### [Exercise prompt]
Reproduce the listing below without changes, except that pictures are left out.

### [The records]
--

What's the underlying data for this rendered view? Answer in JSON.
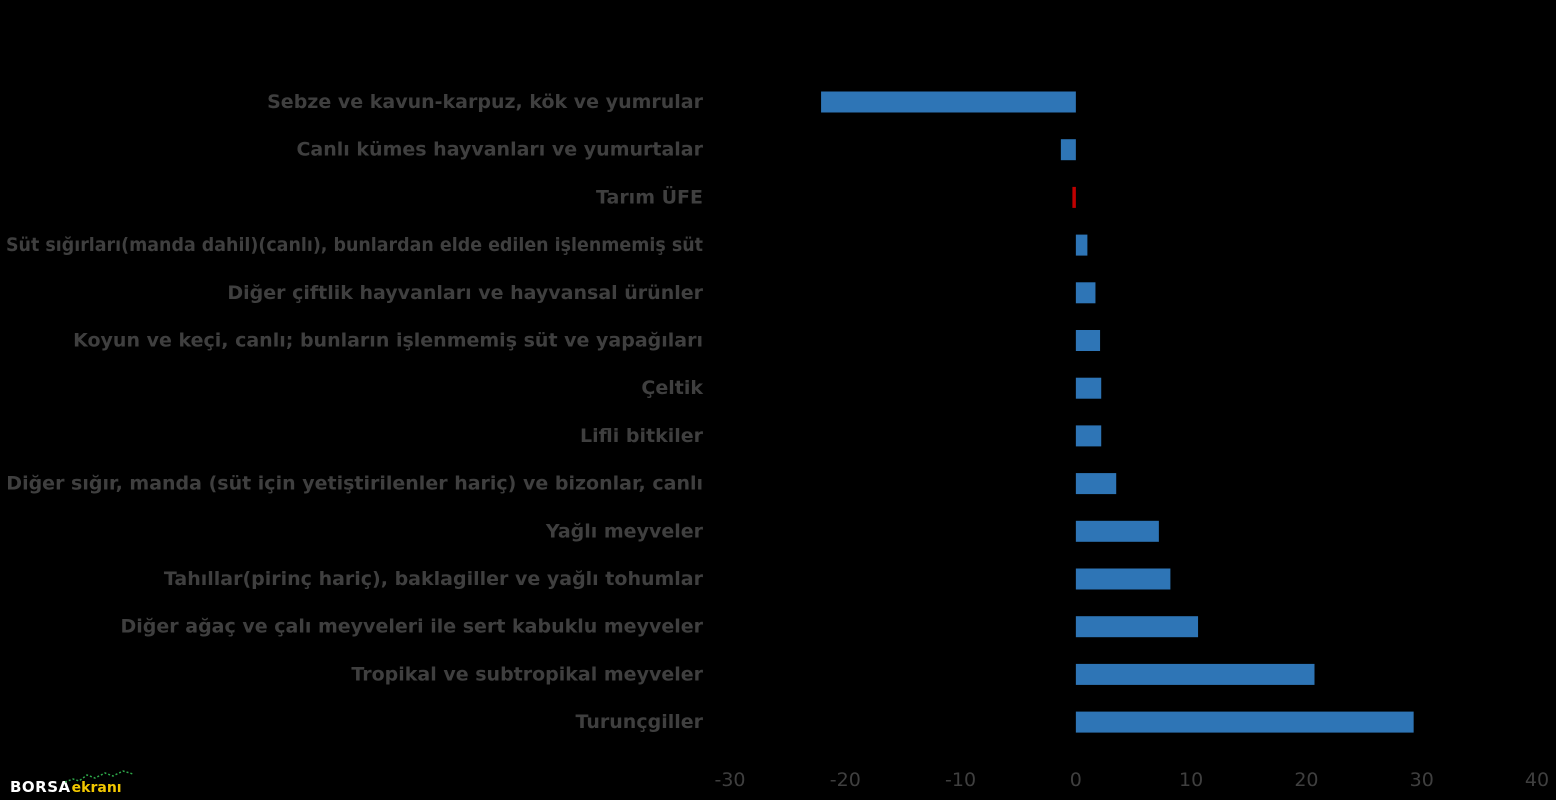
{
  "chart_data": {
    "type": "bar",
    "orientation": "horizontal",
    "categories": [
      "Sebze ve kavun-karpuz, kök ve yumrular",
      "Canlı kümes hayvanları ve yumurtalar",
      "Tarım ÜFE",
      "Süt sığırları(manda dahil)(canlı), bunlardan elde edilen işlenmemiş süt",
      "Diğer çiftlik hayvanları ve hayvansal ürünler",
      "Koyun ve keçi, canlı; bunların işlenmemiş süt ve yapağıları",
      "Çeltik",
      "Lifli bitkiler",
      "Diğer sığır, manda (süt için yetiştirilenler hariç) ve bizonlar, canlı",
      "Yağlı meyveler",
      "Tahıllar(pirinç hariç), baklagiller ve yağlı tohumlar",
      "Diğer ağaç ve çalı meyveleri ile sert kabuklu meyveler",
      "Tropikal ve subtropikal meyveler",
      "Turunçgiller"
    ],
    "values": [
      -22.1,
      -1.3,
      -0.3,
      1.0,
      1.7,
      2.1,
      2.2,
      2.2,
      3.5,
      7.2,
      8.2,
      10.6,
      20.7,
      29.3
    ],
    "bar_colors": [
      "#2e75b6",
      "#2e75b6",
      "#c00000",
      "#2e75b6",
      "#2e75b6",
      "#2e75b6",
      "#2e75b6",
      "#2e75b6",
      "#2e75b6",
      "#2e75b6",
      "#2e75b6",
      "#2e75b6",
      "#2e75b6",
      "#2e75b6"
    ],
    "xlim": [
      -30,
      40
    ],
    "xticks": [
      "-30",
      "-20",
      "-10",
      "0",
      "10",
      "20",
      "30",
      "40"
    ],
    "grid": false,
    "legend": "none",
    "title": "",
    "xlabel": "",
    "ylabel": ""
  },
  "colors": {
    "background": "#000000",
    "primary_bar": "#2e75b6",
    "highlight_bar": "#c00000",
    "label_text": "#3f3f3f"
  },
  "logo": {
    "part1": "BORSA",
    "part2": "ekranı"
  }
}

--

### [Final result]
What's the underlying data for this rendered view? Answer in JSON.
{
  "chart_data": {
    "type": "bar",
    "orientation": "horizontal",
    "categories": [
      "Sebze ve kavun-karpuz, kök ve yumrular",
      "Canlı kümes hayvanları ve yumurtalar",
      "Tarım ÜFE",
      "Süt sığırları(manda dahil)(canlı), bunlardan elde edilen işlenmemiş süt",
      "Diğer çiftlik hayvanları ve hayvansal ürünler",
      "Koyun ve keçi, canlı; bunların işlenmemiş süt ve yapağıları",
      "Çeltik",
      "Lifli bitkiler",
      "Diğer sığır, manda (süt için yetiştirilenler hariç) ve bizonlar, canlı",
      "Yağlı meyveler",
      "Tahıllar(pirinç hariç), baklagiller ve yağlı tohumlar",
      "Diğer ağaç ve çalı meyveleri ile sert kabuklu meyveler",
      "Tropikal ve subtropikal meyveler",
      "Turunçgiller"
    ],
    "values": [
      -22.1,
      -1.3,
      -0.3,
      1.0,
      1.7,
      2.1,
      2.2,
      2.2,
      3.5,
      7.2,
      8.2,
      10.6,
      20.7,
      29.3
    ],
    "bar_colors": [
      "#2e75b6",
      "#2e75b6",
      "#c00000",
      "#2e75b6",
      "#2e75b6",
      "#2e75b6",
      "#2e75b6",
      "#2e75b6",
      "#2e75b6",
      "#2e75b6",
      "#2e75b6",
      "#2e75b6",
      "#2e75b6",
      "#2e75b6"
    ],
    "xlim": [
      -30,
      40
    ],
    "xticks": [
      "-30",
      "-20",
      "-10",
      "0",
      "10",
      "20",
      "30",
      "40"
    ],
    "grid": false,
    "legend": "none",
    "title": "",
    "xlabel": "",
    "ylabel": ""
  },
  "colors": {
    "background": "#000000",
    "primary_bar": "#2e75b6",
    "highlight_bar": "#c00000",
    "label_text": "#3f3f3f"
  },
  "logo": {
    "part1": "BORSA",
    "part2": "ekranı"
  }
}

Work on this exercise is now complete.